§ **STATED GOAL**
Repeat every line below exactly as it reads.

§ **STORED ROWS**
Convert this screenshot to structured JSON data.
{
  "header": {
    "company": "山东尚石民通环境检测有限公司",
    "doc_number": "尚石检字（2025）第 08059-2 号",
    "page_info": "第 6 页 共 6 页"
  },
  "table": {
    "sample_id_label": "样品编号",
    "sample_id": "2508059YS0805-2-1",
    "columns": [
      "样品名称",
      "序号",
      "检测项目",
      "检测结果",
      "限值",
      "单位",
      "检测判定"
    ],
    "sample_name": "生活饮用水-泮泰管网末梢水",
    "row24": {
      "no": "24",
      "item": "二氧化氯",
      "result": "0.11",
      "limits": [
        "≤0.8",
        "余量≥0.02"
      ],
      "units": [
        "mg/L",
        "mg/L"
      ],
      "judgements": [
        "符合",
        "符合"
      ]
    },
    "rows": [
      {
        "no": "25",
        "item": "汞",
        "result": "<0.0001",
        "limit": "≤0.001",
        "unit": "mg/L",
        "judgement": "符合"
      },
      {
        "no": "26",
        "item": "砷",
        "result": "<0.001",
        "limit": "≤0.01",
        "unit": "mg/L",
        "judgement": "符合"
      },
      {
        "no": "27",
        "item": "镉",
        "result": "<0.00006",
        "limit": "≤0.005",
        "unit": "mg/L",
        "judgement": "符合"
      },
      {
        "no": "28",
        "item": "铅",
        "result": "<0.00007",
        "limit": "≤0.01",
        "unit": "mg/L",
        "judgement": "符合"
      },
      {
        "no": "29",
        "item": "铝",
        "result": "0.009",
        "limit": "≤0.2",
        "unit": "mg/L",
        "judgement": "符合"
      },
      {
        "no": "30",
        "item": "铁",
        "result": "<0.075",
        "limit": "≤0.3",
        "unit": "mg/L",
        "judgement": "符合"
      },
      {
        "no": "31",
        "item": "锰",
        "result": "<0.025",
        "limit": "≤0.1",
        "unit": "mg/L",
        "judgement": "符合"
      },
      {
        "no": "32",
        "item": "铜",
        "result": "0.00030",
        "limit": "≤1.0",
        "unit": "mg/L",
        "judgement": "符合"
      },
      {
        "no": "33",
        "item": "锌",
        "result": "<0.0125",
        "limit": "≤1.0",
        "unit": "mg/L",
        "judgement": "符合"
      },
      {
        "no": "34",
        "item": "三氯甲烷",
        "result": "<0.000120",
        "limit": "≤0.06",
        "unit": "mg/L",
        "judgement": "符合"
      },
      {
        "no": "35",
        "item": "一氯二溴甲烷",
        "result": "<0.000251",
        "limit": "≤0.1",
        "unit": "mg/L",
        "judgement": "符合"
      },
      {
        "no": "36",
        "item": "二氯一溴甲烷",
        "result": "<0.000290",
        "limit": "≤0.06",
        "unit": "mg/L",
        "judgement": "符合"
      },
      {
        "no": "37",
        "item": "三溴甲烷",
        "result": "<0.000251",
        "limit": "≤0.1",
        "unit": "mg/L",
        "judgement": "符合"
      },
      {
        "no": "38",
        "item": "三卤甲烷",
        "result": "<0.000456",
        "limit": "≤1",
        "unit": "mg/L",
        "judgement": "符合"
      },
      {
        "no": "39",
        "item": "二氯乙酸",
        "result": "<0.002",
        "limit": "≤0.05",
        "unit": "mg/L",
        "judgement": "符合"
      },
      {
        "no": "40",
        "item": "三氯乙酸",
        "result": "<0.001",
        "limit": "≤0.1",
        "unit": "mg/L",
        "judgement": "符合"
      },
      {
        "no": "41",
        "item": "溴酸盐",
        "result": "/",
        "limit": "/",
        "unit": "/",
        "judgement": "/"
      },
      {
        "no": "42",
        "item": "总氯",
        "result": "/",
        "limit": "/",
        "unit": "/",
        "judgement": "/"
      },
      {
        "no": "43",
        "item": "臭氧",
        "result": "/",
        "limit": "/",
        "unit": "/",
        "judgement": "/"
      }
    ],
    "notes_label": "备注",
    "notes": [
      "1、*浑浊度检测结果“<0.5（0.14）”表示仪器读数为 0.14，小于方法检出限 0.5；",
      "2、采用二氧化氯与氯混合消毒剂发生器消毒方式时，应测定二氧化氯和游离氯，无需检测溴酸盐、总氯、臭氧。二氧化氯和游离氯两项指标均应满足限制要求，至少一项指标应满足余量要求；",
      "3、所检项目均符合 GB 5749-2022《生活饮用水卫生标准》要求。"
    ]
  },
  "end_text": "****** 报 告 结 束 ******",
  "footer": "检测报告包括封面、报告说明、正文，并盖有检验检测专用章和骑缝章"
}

§ **SOLUTION TO THE PROBLEM**
Convert this screenshot to structured JSON data.
{
  "header": {
    "company": "山东尚石民通环境检测有限公司",
    "doc_number": "尚石检字（2025）第 08059-2 号",
    "page_info": "第 6 页 共 6 页"
  },
  "table": {
    "sample_id_label": "样品编号",
    "sample_id": "2508059YS0805-2-1",
    "columns": [
      "样品名称",
      "序号",
      "检测项目",
      "检测结果",
      "限值",
      "单位",
      "检测判定"
    ],
    "sample_name": "生活饮用水-泮泰管网末梢水",
    "row24": {
      "no": "24",
      "item": "二氧化氯",
      "result": "0.11",
      "limits": [
        "≤0.8",
        "余量≥0.02"
      ],
      "units": [
        "mg/L",
        "mg/L"
      ],
      "judgements": [
        "符合",
        "符合"
      ]
    },
    "rows": [
      {
        "no": "25",
        "item": "汞",
        "result": "<0.0001",
        "limit": "≤0.001",
        "unit": "mg/L",
        "judgement": "符合"
      },
      {
        "no": "26",
        "item": "砷",
        "result": "<0.001",
        "limit": "≤0.01",
        "unit": "mg/L",
        "judgement": "符合"
      },
      {
        "no": "27",
        "item": "镉",
        "result": "<0.00006",
        "limit": "≤0.005",
        "unit": "mg/L",
        "judgement": "符合"
      },
      {
        "no": "28",
        "item": "铅",
        "result": "<0.00007",
        "limit": "≤0.01",
        "unit": "mg/L",
        "judgement": "符合"
      },
      {
        "no": "29",
        "item": "铝",
        "result": "0.009",
        "limit": "≤0.2",
        "unit": "mg/L",
        "judgement": "符合"
      },
      {
        "no": "30",
        "item": "铁",
        "result": "<0.075",
        "limit": "≤0.3",
        "unit": "mg/L",
        "judgement": "符合"
      },
      {
        "no": "31",
        "item": "锰",
        "result": "<0.025",
        "limit": "≤0.1",
        "unit": "mg/L",
        "judgement": "符合"
      },
      {
        "no": "32",
        "item": "铜",
        "result": "0.00030",
        "limit": "≤1.0",
        "unit": "mg/L",
        "judgement": "符合"
      },
      {
        "no": "33",
        "item": "锌",
        "result": "<0.0125",
        "limit": "≤1.0",
        "unit": "mg/L",
        "judgement": "符合"
      },
      {
        "no": "34",
        "item": "三氯甲烷",
        "result": "<0.000120",
        "limit": "≤0.06",
        "unit": "mg/L",
        "judgement": "符合"
      },
      {
        "no": "35",
        "item": "一氯二溴甲烷",
        "result": "<0.000251",
        "limit": "≤0.1",
        "unit": "mg/L",
        "judgement": "符合"
      },
      {
        "no": "36",
        "item": "二氯一溴甲烷",
        "result": "<0.000290",
        "limit": "≤0.06",
        "unit": "mg/L",
        "judgement": "符合"
      },
      {
        "no": "37",
        "item": "三溴甲烷",
        "result": "<0.000251",
        "limit": "≤0.1",
        "unit": "mg/L",
        "judgement": "符合"
      },
      {
        "no": "38",
        "item": "三卤甲烷",
        "result": "<0.000456",
        "limit": "≤1",
        "unit": "mg/L",
        "judgement": "符合"
      },
      {
        "no": "39",
        "item": "二氯乙酸",
        "result": "<0.002",
        "limit": "≤0.05",
        "unit": "mg/L",
        "judgement": "符合"
      },
      {
        "no": "40",
        "item": "三氯乙酸",
        "result": "<0.001",
        "limit": "≤0.1",
        "unit": "mg/L",
        "judgement": "符合"
      },
      {
        "no": "41",
        "item": "溴酸盐",
        "result": "/",
        "limit": "/",
        "unit": "/",
        "judgement": "/"
      },
      {
        "no": "42",
        "item": "总氯",
        "result": "/",
        "limit": "/",
        "unit": "/",
        "judgement": "/"
      },
      {
        "no": "43",
        "item": "臭氧",
        "result": "/",
        "limit": "/",
        "unit": "/",
        "judgement": "/"
      }
    ],
    "notes_label": "备注",
    "notes": [
      "1、*浑浊度检测结果“<0.5（0.14）”表示仪器读数为 0.14，小于方法检出限 0.5；",
      "2、采用二氧化氯与氯混合消毒剂发生器消毒方式时，应测定二氧化氯和游离氯，无需检测溴酸盐、总氯、臭氧。二氧化氯和游离氯两项指标均应满足限制要求，至少一项指标应满足余量要求；",
      "3、所检项目均符合 GB 5749-2022《生活饮用水卫生标准》要求。"
    ]
  },
  "end_text": "****** 报 告 结 束 ******",
  "footer": "检测报告包括封面、报告说明、正文，并盖有检验检测专用章和骑缝章"
}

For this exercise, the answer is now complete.